→ Collected data entries:
########

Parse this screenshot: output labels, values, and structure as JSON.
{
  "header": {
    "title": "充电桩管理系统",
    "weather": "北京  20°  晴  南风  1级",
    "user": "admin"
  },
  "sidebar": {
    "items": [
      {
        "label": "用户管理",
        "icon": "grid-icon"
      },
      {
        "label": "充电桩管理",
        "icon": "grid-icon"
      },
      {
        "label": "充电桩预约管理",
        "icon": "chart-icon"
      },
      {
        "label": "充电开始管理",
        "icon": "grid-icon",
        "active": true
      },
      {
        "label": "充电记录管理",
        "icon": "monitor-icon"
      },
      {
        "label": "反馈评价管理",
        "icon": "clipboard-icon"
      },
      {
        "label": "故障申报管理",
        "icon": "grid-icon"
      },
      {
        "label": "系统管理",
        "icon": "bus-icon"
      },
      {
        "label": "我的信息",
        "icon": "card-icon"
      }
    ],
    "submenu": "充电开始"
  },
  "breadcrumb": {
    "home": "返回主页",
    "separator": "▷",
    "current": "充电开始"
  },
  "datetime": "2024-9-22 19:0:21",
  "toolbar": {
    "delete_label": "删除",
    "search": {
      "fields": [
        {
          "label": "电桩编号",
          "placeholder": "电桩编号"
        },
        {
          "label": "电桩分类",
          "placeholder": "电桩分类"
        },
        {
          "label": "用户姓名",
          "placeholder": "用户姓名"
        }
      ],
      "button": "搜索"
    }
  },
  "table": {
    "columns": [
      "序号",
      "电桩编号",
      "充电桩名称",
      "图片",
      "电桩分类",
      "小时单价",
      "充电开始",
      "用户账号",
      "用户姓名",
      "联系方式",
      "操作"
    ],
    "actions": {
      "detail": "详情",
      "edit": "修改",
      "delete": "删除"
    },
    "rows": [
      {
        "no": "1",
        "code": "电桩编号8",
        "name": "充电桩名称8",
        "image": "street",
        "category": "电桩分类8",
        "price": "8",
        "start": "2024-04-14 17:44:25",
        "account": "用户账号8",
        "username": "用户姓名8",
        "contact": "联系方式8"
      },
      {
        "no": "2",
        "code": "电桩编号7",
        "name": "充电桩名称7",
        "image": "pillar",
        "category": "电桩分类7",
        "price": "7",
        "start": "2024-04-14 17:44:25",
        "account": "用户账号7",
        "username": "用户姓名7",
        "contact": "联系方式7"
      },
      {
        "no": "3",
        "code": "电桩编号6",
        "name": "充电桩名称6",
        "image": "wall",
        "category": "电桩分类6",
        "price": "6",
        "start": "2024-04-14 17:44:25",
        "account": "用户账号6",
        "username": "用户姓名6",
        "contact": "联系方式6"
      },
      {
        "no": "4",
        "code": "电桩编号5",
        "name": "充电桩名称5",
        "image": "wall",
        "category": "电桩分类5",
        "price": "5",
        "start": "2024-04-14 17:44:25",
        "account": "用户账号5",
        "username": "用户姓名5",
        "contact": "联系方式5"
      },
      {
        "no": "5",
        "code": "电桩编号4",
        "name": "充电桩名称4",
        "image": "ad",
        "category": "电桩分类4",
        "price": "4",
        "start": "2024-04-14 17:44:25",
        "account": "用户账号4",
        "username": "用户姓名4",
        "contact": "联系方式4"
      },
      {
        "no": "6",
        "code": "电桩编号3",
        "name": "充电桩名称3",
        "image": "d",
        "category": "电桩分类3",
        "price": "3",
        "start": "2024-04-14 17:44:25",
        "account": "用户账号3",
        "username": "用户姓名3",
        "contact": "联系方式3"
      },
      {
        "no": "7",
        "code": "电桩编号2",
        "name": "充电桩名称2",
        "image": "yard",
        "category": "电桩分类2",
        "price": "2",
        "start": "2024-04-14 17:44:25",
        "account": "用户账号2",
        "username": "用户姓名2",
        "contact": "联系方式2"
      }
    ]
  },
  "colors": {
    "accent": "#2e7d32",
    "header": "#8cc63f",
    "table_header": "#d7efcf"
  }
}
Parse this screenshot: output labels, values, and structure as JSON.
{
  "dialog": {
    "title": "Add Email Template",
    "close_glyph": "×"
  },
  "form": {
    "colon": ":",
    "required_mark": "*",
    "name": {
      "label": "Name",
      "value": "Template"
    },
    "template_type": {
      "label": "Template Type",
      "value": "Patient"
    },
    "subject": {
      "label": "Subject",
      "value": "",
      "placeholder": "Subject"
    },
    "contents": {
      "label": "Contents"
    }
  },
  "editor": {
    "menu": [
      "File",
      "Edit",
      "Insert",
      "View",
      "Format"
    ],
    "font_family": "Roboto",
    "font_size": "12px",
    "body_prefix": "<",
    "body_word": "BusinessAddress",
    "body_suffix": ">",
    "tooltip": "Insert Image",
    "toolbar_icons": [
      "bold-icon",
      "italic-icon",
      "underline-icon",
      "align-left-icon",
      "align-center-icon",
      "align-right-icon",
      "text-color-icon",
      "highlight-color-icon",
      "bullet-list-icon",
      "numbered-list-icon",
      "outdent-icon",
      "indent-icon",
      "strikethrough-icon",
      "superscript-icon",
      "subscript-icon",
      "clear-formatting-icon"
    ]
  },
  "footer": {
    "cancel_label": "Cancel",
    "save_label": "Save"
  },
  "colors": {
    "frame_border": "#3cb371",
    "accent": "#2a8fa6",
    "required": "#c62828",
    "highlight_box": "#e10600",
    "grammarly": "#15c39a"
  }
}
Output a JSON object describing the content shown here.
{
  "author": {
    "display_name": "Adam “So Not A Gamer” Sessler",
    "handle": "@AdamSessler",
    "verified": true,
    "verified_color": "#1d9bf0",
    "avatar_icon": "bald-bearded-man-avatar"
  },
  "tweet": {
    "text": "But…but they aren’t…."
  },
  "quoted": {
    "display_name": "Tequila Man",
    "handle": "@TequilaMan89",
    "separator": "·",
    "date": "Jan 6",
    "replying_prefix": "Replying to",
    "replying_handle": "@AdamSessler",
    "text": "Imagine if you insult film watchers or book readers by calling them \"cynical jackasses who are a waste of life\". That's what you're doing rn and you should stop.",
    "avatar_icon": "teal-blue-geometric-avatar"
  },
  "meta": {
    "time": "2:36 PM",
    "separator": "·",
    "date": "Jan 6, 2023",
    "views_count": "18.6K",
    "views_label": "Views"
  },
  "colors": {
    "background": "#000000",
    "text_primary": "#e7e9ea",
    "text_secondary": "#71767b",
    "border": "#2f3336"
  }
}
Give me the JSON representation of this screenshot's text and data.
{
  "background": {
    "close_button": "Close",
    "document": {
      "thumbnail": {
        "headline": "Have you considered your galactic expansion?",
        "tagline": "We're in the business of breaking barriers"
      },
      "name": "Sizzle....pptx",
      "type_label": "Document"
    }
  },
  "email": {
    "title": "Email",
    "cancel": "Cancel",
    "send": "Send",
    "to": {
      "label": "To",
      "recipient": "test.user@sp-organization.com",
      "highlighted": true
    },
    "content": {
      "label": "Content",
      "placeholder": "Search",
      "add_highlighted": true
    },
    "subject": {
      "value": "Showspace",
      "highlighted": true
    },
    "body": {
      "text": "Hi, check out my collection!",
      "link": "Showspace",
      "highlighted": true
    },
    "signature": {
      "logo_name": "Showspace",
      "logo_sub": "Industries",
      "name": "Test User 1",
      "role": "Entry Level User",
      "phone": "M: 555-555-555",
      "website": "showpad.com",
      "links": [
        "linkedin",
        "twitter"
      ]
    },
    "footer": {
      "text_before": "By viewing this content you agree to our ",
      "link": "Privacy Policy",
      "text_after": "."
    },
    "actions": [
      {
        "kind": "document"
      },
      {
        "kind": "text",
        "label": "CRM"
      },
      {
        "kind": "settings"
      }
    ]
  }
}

########

→ Short task: Which lines hold the word "placeholder"? Return all of them from the records above.

→ The reply:
          "placeholder": "电桩编号"
          "placeholder": "电桩分类"
          "placeholder": "用户姓名"
      "placeholder": "Subject"
      "placeholder": "Search",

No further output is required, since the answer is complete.